>> Begin Supplied data

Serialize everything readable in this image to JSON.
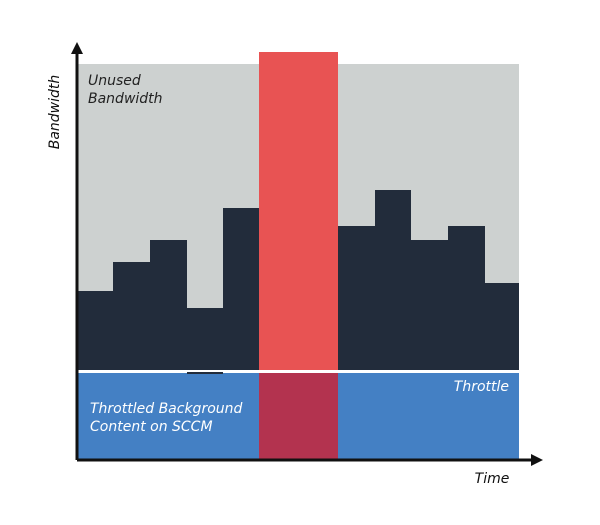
{
  "axes": {
    "y_label": "Bandwidth",
    "x_label": "Time"
  },
  "regions": {
    "unused": [
      "Unused",
      "Bandwidth"
    ],
    "throttle": "Throttle",
    "background": [
      "Throttled Background",
      "Content on SCCM"
    ]
  }
}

>> End Supplied data

= Problem details =
Quote everything in the listing above exactly; pictures are the only thing to omit.

= Result for this task =
Serialize everything readable in this image to JSON.
{
  "axes": {
    "y_label": "Bandwidth",
    "x_label": "Time"
  },
  "regions": {
    "unused": [
      "Unused",
      "Bandwidth"
    ],
    "throttle": "Throttle",
    "background": [
      "Throttled Background",
      "Content on SCCM"
    ]
  }
}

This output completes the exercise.